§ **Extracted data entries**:
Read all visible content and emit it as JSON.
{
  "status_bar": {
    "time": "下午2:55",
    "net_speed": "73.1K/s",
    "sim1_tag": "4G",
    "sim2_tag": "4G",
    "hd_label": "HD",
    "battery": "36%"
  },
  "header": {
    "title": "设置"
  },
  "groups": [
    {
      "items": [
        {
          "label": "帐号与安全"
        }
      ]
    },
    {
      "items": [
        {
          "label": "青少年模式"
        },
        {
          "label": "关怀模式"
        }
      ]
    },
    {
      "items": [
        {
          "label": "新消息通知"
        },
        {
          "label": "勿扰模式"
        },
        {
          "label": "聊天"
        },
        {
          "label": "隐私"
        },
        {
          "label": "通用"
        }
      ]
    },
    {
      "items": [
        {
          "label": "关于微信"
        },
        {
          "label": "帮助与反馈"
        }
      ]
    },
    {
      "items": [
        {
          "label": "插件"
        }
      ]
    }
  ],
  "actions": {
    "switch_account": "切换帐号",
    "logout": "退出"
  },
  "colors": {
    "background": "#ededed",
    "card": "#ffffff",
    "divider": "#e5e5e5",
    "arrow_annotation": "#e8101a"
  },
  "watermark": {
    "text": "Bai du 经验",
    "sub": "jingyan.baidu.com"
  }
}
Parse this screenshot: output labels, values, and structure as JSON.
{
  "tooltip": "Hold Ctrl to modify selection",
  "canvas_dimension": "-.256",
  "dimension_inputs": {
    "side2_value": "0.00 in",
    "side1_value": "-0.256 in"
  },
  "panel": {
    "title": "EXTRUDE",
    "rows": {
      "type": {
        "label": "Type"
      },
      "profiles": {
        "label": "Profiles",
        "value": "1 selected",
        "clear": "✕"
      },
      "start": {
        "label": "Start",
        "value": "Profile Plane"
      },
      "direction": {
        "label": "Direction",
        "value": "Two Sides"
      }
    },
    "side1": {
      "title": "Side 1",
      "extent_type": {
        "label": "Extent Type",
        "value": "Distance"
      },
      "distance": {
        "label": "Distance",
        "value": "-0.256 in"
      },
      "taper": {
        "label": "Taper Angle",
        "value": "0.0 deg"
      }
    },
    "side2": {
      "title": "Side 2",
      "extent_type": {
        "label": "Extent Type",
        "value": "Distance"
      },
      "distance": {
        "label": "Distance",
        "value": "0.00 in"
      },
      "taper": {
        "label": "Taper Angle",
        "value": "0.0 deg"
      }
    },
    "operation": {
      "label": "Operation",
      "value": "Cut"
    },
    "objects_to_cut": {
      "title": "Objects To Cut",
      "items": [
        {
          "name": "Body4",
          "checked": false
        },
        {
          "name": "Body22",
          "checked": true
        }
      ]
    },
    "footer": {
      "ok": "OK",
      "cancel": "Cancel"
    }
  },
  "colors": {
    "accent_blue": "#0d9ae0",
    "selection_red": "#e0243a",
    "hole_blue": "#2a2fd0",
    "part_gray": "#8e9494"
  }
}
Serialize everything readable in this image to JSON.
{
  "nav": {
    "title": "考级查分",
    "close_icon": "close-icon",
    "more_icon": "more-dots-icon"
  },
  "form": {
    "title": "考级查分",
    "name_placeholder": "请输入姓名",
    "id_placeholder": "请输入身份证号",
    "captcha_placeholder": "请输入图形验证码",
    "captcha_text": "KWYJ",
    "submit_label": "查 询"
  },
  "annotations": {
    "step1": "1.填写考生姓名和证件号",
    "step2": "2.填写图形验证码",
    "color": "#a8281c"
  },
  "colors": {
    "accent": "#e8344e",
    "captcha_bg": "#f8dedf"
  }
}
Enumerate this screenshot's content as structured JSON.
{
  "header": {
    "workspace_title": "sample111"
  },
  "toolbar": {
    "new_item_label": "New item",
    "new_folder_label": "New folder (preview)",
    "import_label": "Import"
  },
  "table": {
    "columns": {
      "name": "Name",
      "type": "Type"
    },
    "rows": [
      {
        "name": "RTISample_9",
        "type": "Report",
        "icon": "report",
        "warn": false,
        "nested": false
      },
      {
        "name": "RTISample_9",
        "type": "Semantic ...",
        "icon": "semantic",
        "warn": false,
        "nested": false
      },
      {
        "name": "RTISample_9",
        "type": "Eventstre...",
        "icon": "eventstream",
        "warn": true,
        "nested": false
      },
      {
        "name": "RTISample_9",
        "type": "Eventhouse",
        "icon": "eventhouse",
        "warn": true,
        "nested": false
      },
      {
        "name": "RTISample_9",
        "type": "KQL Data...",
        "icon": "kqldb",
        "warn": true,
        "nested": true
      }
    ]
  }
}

§ **Given request**:
Write out the full listing, keeping every line exactly as it is.

§ **Finished exercise**:
Read all visible content and emit it as JSON.
{
  "status_bar": {
    "time": "下午2:55",
    "net_speed": "73.1K/s",
    "sim1_tag": "4G",
    "sim2_tag": "4G",
    "hd_label": "HD",
    "battery": "36%"
  },
  "header": {
    "title": "设置"
  },
  "groups": [
    {
      "items": [
        {
          "label": "帐号与安全"
        }
      ]
    },
    {
      "items": [
        {
          "label": "青少年模式"
        },
        {
          "label": "关怀模式"
        }
      ]
    },
    {
      "items": [
        {
          "label": "新消息通知"
        },
        {
          "label": "勿扰模式"
        },
        {
          "label": "聊天"
        },
        {
          "label": "隐私"
        },
        {
          "label": "通用"
        }
      ]
    },
    {
      "items": [
        {
          "label": "关于微信"
        },
        {
          "label": "帮助与反馈"
        }
      ]
    },
    {
      "items": [
        {
          "label": "插件"
        }
      ]
    }
  ],
  "actions": {
    "switch_account": "切换帐号",
    "logout": "退出"
  },
  "colors": {
    "background": "#ededed",
    "card": "#ffffff",
    "divider": "#e5e5e5",
    "arrow_annotation": "#e8101a"
  },
  "watermark": {
    "text": "Bai du 经验",
    "sub": "jingyan.baidu.com"
  }
}
Parse this screenshot: output labels, values, and structure as JSON.
{
  "tooltip": "Hold Ctrl to modify selection",
  "canvas_dimension": "-.256",
  "dimension_inputs": {
    "side2_value": "0.00 in",
    "side1_value": "-0.256 in"
  },
  "panel": {
    "title": "EXTRUDE",
    "rows": {
      "type": {
        "label": "Type"
      },
      "profiles": {
        "label": "Profiles",
        "value": "1 selected",
        "clear": "✕"
      },
      "start": {
        "label": "Start",
        "value": "Profile Plane"
      },
      "direction": {
        "label": "Direction",
        "value": "Two Sides"
      }
    },
    "side1": {
      "title": "Side 1",
      "extent_type": {
        "label": "Extent Type",
        "value": "Distance"
      },
      "distance": {
        "label": "Distance",
        "value": "-0.256 in"
      },
      "taper": {
        "label": "Taper Angle",
        "value": "0.0 deg"
      }
    },
    "side2": {
      "title": "Side 2",
      "extent_type": {
        "label": "Extent Type",
        "value": "Distance"
      },
      "distance": {
        "label": "Distance",
        "value": "0.00 in"
      },
      "taper": {
        "label": "Taper Angle",
        "value": "0.0 deg"
      }
    },
    "operation": {
      "label": "Operation",
      "value": "Cut"
    },
    "objects_to_cut": {
      "title": "Objects To Cut",
      "items": [
        {
          "name": "Body4",
          "checked": false
        },
        {
          "name": "Body22",
          "checked": true
        }
      ]
    },
    "footer": {
      "ok": "OK",
      "cancel": "Cancel"
    }
  },
  "colors": {
    "accent_blue": "#0d9ae0",
    "selection_red": "#e0243a",
    "hole_blue": "#2a2fd0",
    "part_gray": "#8e9494"
  }
}
Serialize everything readable in this image to JSON.
{
  "nav": {
    "title": "考级查分",
    "close_icon": "close-icon",
    "more_icon": "more-dots-icon"
  },
  "form": {
    "title": "考级查分",
    "name_placeholder": "请输入姓名",
    "id_placeholder": "请输入身份证号",
    "captcha_placeholder": "请输入图形验证码",
    "captcha_text": "KWYJ",
    "submit_label": "查 询"
  },
  "annotations": {
    "step1": "1.填写考生姓名和证件号",
    "step2": "2.填写图形验证码",
    "color": "#a8281c"
  },
  "colors": {
    "accent": "#e8344e",
    "captcha_bg": "#f8dedf"
  }
}
Enumerate this screenshot's content as structured JSON.
{
  "header": {
    "workspace_title": "sample111"
  },
  "toolbar": {
    "new_item_label": "New item",
    "new_folder_label": "New folder (preview)",
    "import_label": "Import"
  },
  "table": {
    "columns": {
      "name": "Name",
      "type": "Type"
    },
    "rows": [
      {
        "name": "RTISample_9",
        "type": "Report",
        "icon": "report",
        "warn": false,
        "nested": false
      },
      {
        "name": "RTISample_9",
        "type": "Semantic ...",
        "icon": "semantic",
        "warn": false,
        "nested": false
      },
      {
        "name": "RTISample_9",
        "type": "Eventstre...",
        "icon": "eventstream",
        "warn": true,
        "nested": false
      },
      {
        "name": "RTISample_9",
        "type": "Eventhouse",
        "icon": "eventhouse",
        "warn": true,
        "nested": false
      },
      {
        "name": "RTISample_9",
        "type": "KQL Data...",
        "icon": "kqldb",
        "warn": true,
        "nested": true
      }
    ]
  }
}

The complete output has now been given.